- **Requirements**
Find the lines holding the word "Only" and collect them.

[Data records]
---
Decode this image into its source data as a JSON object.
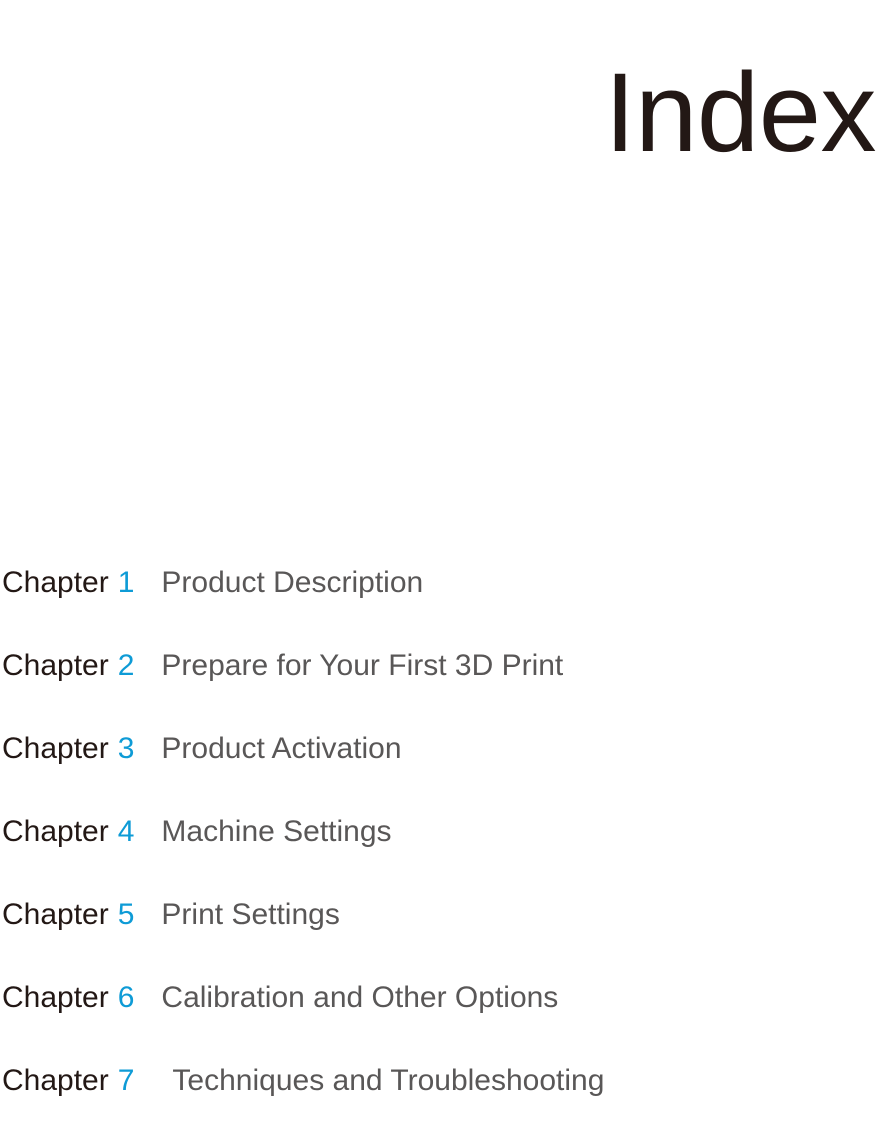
{
  "page": {
    "title": "Index",
    "background_color": "#ffffff"
  },
  "colors": {
    "title_text": "#231815",
    "chapter_label": "#231815",
    "chapter_number": "#0e9bd6",
    "chapter_title": "#595757"
  },
  "index": {
    "chapter_label": "Chapter",
    "entries": [
      {
        "label": "Chapter",
        "number": "1",
        "title": "Product Description"
      },
      {
        "label": "Chapter",
        "number": "2",
        "title": "Prepare for Your First 3D Print"
      },
      {
        "label": "Chapter",
        "number": "3",
        "title": "Product Activation"
      },
      {
        "label": "Chapter",
        "number": "4",
        "title": "Machine Settings"
      },
      {
        "label": "Chapter",
        "number": "5",
        "title": "Print Settings"
      },
      {
        "label": "Chapter",
        "number": "6",
        "title": "Calibration and Other Options"
      },
      {
        "label": "Chapter",
        "number": "7",
        "title": "Techniques and Troubleshooting"
      }
    ]
  }
}
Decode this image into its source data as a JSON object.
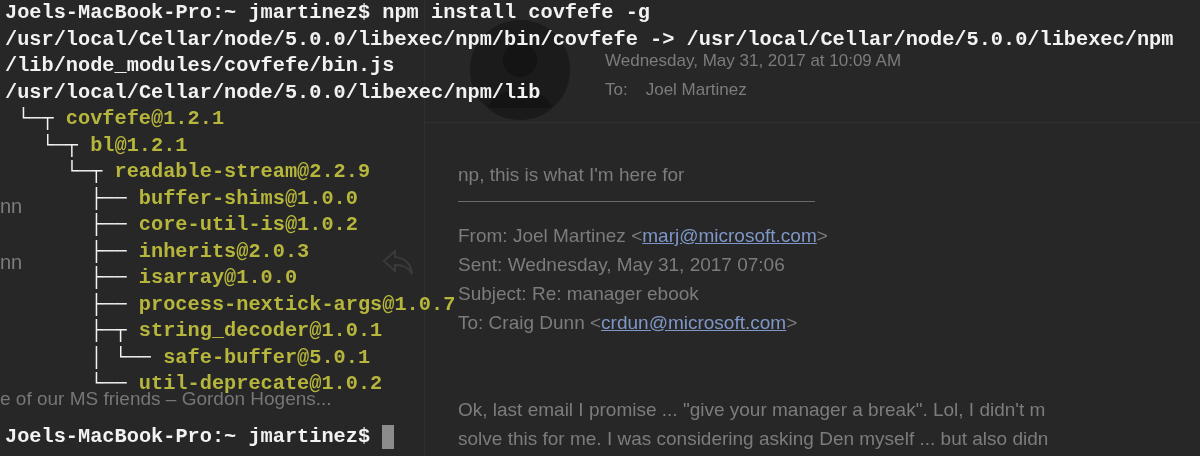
{
  "mail": {
    "message_list": [
      {
        "sender": "nn"
      },
      {
        "sender": "nn"
      }
    ],
    "preview": "e of our MS friends – Gordon Hogens...",
    "message": {
      "date": "Wednesday, May 31, 2017 at 10:09 AM",
      "to_label": "To:",
      "to": "Joel Martinez",
      "body": [
        {
          "kind": "text",
          "text": "np, this is what I'm here for"
        },
        {
          "kind": "rule"
        },
        {
          "kind": "header",
          "before": "From: Joel Martinez <",
          "link": "marj@microsoft.com",
          "after": ">"
        },
        {
          "kind": "text",
          "text": "Sent: Wednesday, May 31, 2017 07:06"
        },
        {
          "kind": "text",
          "text": "Subject: Re: manager ebook"
        },
        {
          "kind": "header",
          "before": "To: Craig Dunn <",
          "link": "crdun@microsoft.com",
          "after": ">"
        },
        {
          "kind": "gap"
        },
        {
          "kind": "text",
          "text": "Ok, last email I promise ... \"give your manager a break\". Lol, I didn't m"
        },
        {
          "kind": "text",
          "text": "solve this for me. I was considering asking Den myself ... but also didn"
        }
      ]
    }
  },
  "terminal": {
    "command_line": {
      "prompt": "Joels-MacBook-Pro:~ jmartinez$",
      "command": "npm install covfefe -g"
    },
    "output": [
      "/usr/local/Cellar/node/5.0.0/libexec/npm/bin/covfefe -> /usr/local/Cellar/node/5.0.0/libexec/npm",
      "/lib/node_modules/covfefe/bin.js",
      "/usr/local/Cellar/node/5.0.0/libexec/npm/lib"
    ],
    "tree": [
      {
        "prefix": "└─┬",
        "name": "covfefe@1.2.1",
        "children": [
          {
            "prefix": "└─┬",
            "name": "bl@1.2.1",
            "children": [
              {
                "prefix": "└─┬",
                "name": "readable-stream@2.2.9",
                "children": [
                  {
                    "prefix": "├──",
                    "name": "buffer-shims@1.0.0"
                  },
                  {
                    "prefix": "├──",
                    "name": "core-util-is@1.0.2"
                  },
                  {
                    "prefix": "├──",
                    "name": "inherits@2.0.3"
                  },
                  {
                    "prefix": "├──",
                    "name": "isarray@1.0.0"
                  },
                  {
                    "prefix": "├──",
                    "name": "process-nextick-args@1.0.7"
                  },
                  {
                    "prefix": "├─┬",
                    "name": "string_decoder@1.0.1",
                    "children": [
                      {
                        "prefix": "│ └──",
                        "name": "safe-buffer@5.0.1"
                      }
                    ]
                  },
                  {
                    "prefix": "└──",
                    "name": "util-deprecate@1.0.2"
                  }
                ]
              }
            ]
          }
        ]
      }
    ],
    "prompt_line": {
      "prompt": "Joels-MacBook-Pro:~ jmartinez$",
      "cursor": true
    }
  }
}
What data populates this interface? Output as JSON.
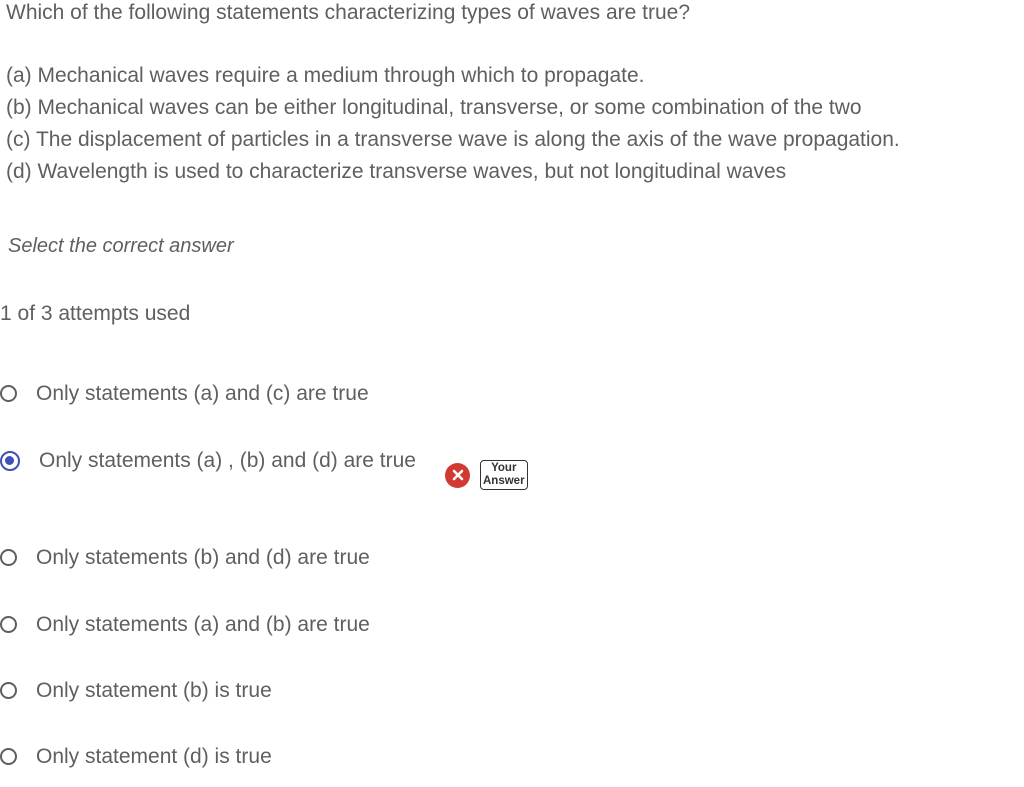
{
  "question": {
    "text": "Which of the following statements characterizing types of waves are true?",
    "statements": [
      "(a) Mechanical waves require a medium through which to propagate.",
      "(b) Mechanical waves can be either longitudinal, transverse, or some combination of the two",
      "(c) The displacement of particles in a transverse wave is along the axis of the wave propagation.",
      "(d) Wavelength is used to characterize transverse waves, but not longitudinal waves"
    ]
  },
  "instruction": "Select the correct answer",
  "attempts": "1 of 3 attempts used",
  "options": [
    {
      "label": "Only statements (a) and (c) are true",
      "selected": false
    },
    {
      "label": "Only statements (a) , (b) and (d) are true",
      "selected": true
    },
    {
      "label": "Only statements (b) and (d) are true",
      "selected": false
    },
    {
      "label": "Only statements (a) and (b) are true",
      "selected": false
    },
    {
      "label": "Only statement (b) is true",
      "selected": false
    },
    {
      "label": "Only statement (d) is true",
      "selected": false
    }
  ],
  "feedback": {
    "status": "incorrect",
    "icon": "x-circle-icon",
    "badge_label": "Your Answer",
    "badge_line1": "Your",
    "badge_line2": "Answer",
    "status_color": "#d13a32"
  },
  "colors": {
    "accent": "#3f51b5",
    "text": "#5f5f5f"
  }
}
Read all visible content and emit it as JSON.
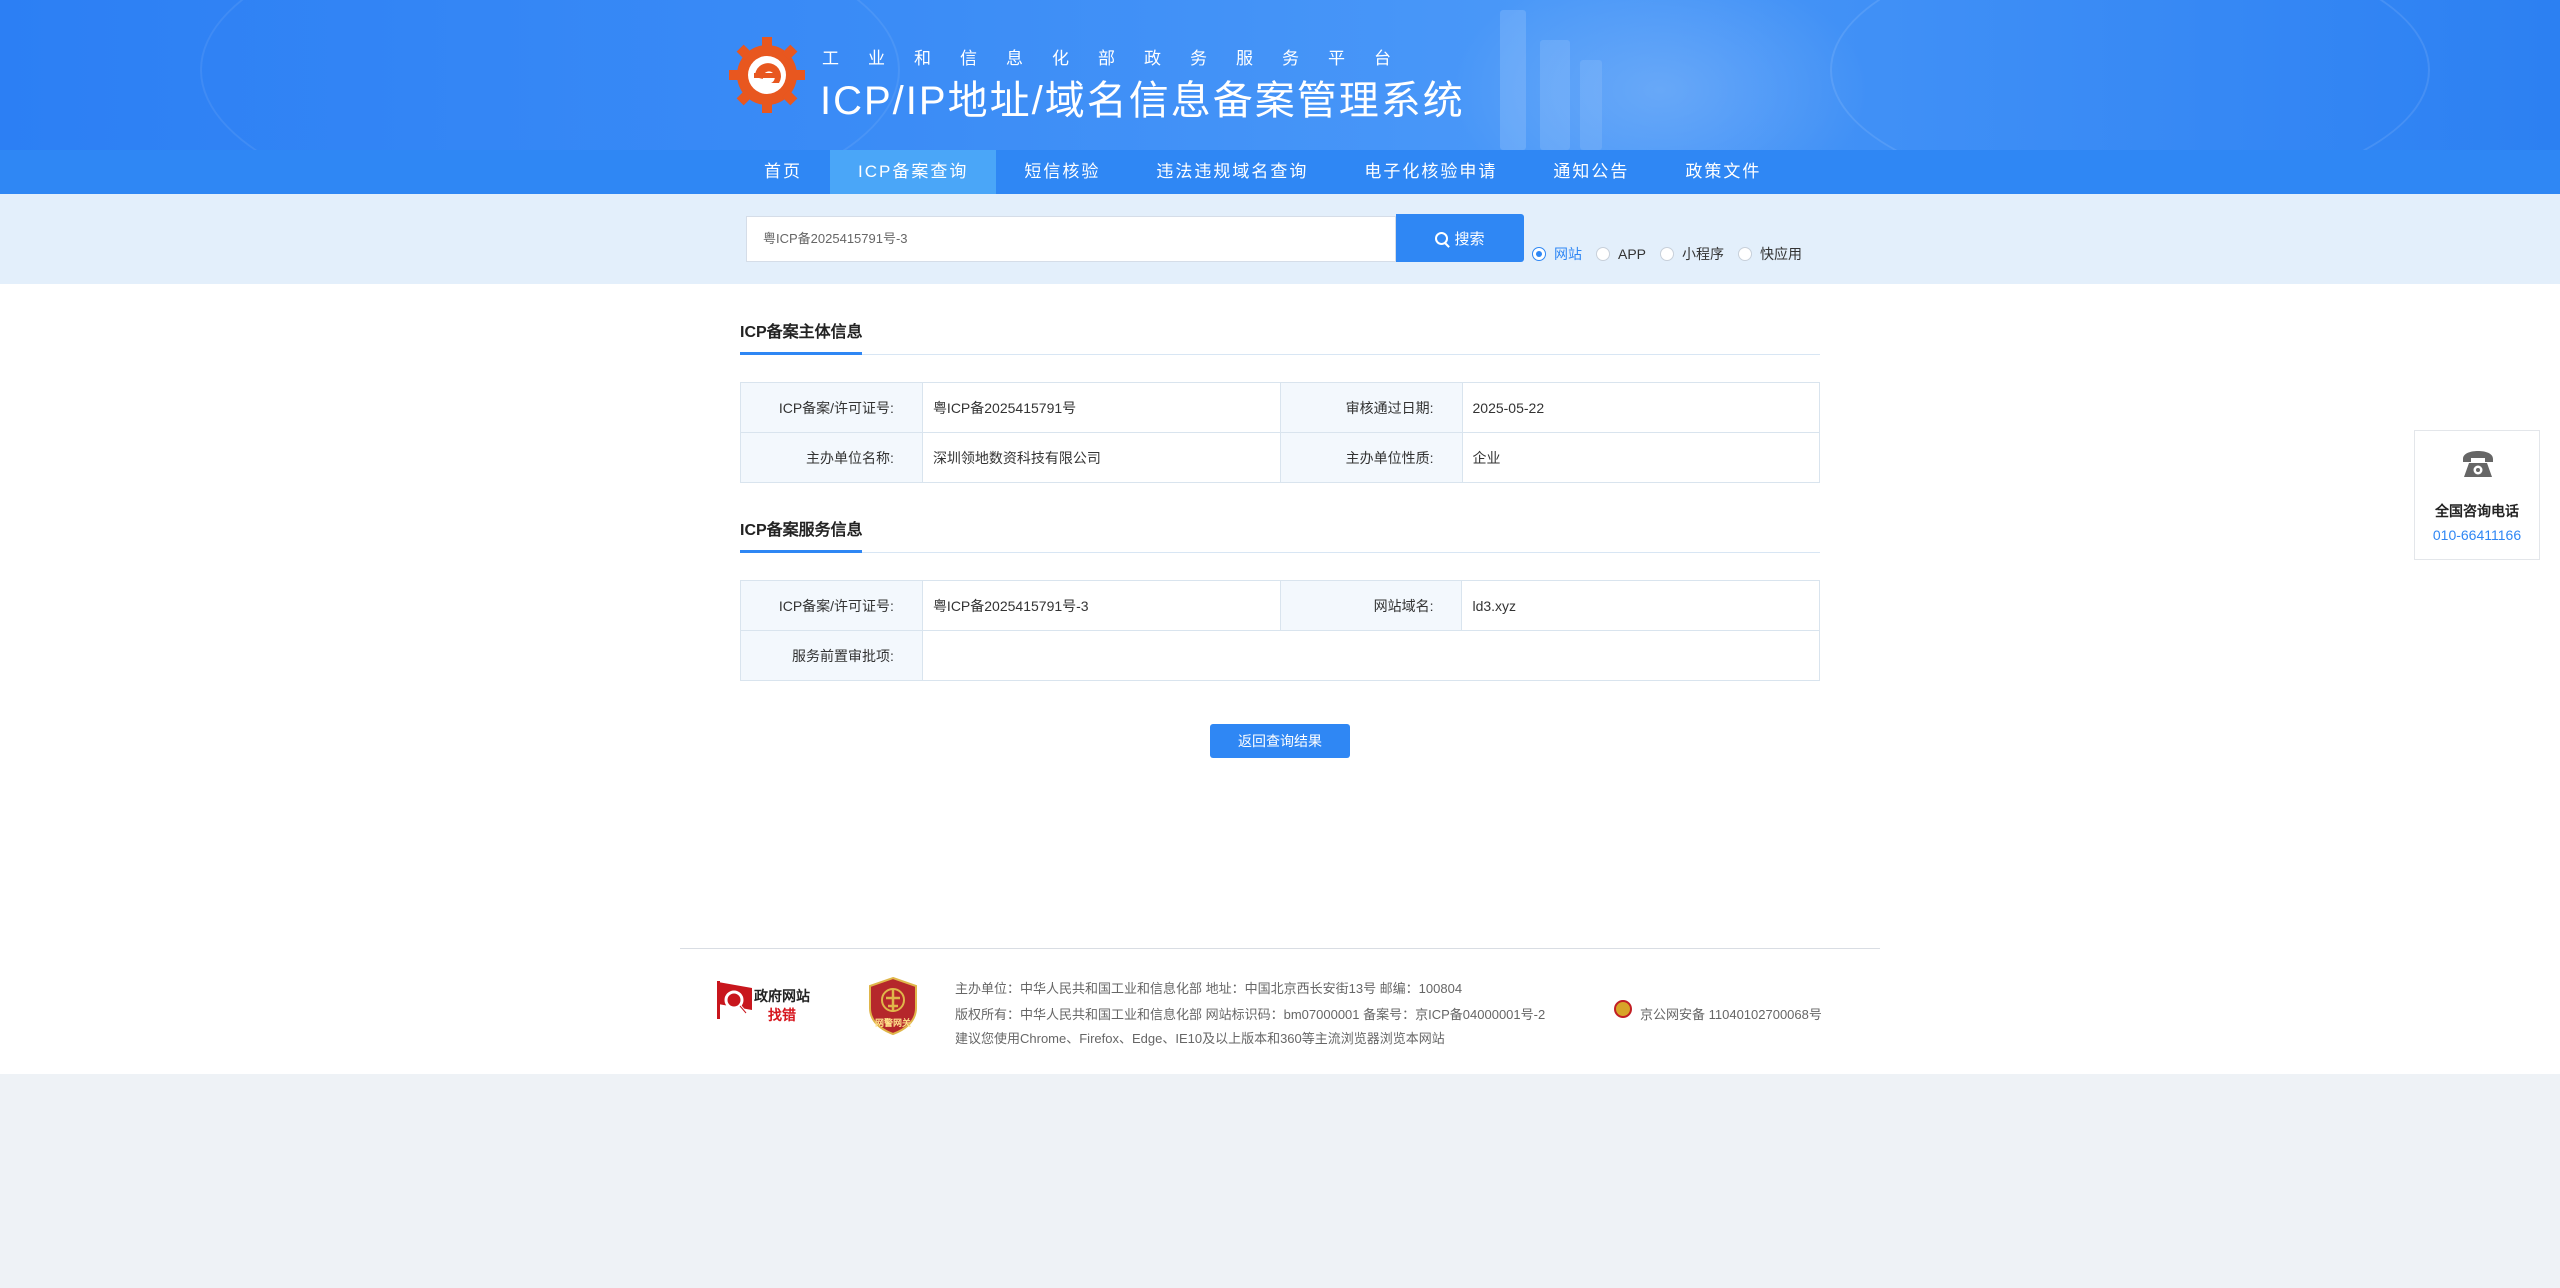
{
  "header": {
    "sub_title": "工业和信息化部政务服务平台",
    "main_title": "ICP/IP地址/域名信息备案管理系统"
  },
  "nav": {
    "items": [
      {
        "label": "首页",
        "active": false
      },
      {
        "label": "ICP备案查询",
        "active": true
      },
      {
        "label": "短信核验",
        "active": false
      },
      {
        "label": "违法违规域名查询",
        "active": false
      },
      {
        "label": "电子化核验申请",
        "active": false
      },
      {
        "label": "通知公告",
        "active": false
      },
      {
        "label": "政策文件",
        "active": false
      }
    ]
  },
  "search": {
    "value": "粤ICP备2025415791号-3",
    "button_label": "搜索",
    "icon": "search-icon",
    "options": [
      {
        "label": "网站",
        "checked": true
      },
      {
        "label": "APP",
        "checked": false
      },
      {
        "label": "小程序",
        "checked": false
      },
      {
        "label": "快应用",
        "checked": false
      }
    ]
  },
  "subject": {
    "title": "ICP备案主体信息",
    "license_label": "ICP备案/许可证号:",
    "license_value": "粤ICP备2025415791号",
    "approve_date_label": "审核通过日期:",
    "approve_date_value": "2025-05-22",
    "org_name_label": "主办单位名称:",
    "org_name_value": "深圳领地数资科技有限公司",
    "org_type_label": "主办单位性质:",
    "org_type_value": "企业"
  },
  "service": {
    "title": "ICP备案服务信息",
    "license_label": "ICP备案/许可证号:",
    "license_value": "粤ICP备2025415791号-3",
    "domain_label": "网站域名:",
    "domain_value": "ld3.xyz",
    "preapproval_label": "服务前置审批项:",
    "preapproval_value": ""
  },
  "back_button_label": "返回查询结果",
  "footer": {
    "gov_badge_line1": "政府网站",
    "gov_badge_line2": "找错",
    "police_badge_label": "网警网关",
    "line1": "主办单位：中华人民共和国工业和信息化部    地址：中国北京西长安街13号    邮编：100804",
    "line2_a": "版权所有：中华人民共和国工业和信息化部    网站标识码：bm07000001    备案号：京ICP备04000001号-2",
    "line2_b": "京公网安备 11040102700068号",
    "line3": "建议您使用Chrome、Firefox、Edge、IE10及以上版本和360等主流浏览器浏览本网站"
  },
  "contact": {
    "title": "全国咨询电话",
    "number": "010-66411166",
    "icon": "phone-icon"
  },
  "colors": {
    "primary": "#2f87f4",
    "nav_active": "#4aa6f8",
    "header_bg": "#3b8cf6",
    "label_bg": "#f3f8fd"
  }
}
---
- **Full solution**
      "label": "Only statements (a) and (c) are true",
      "label": "Only statements (a) , (b) and (d) are true",
      "label": "Only statements (b) and (d) are true",
      "label": "Only statements (a) and (b) are true",
      "label": "Only statement (b) is true",
      "label": "Only statement (d) is true",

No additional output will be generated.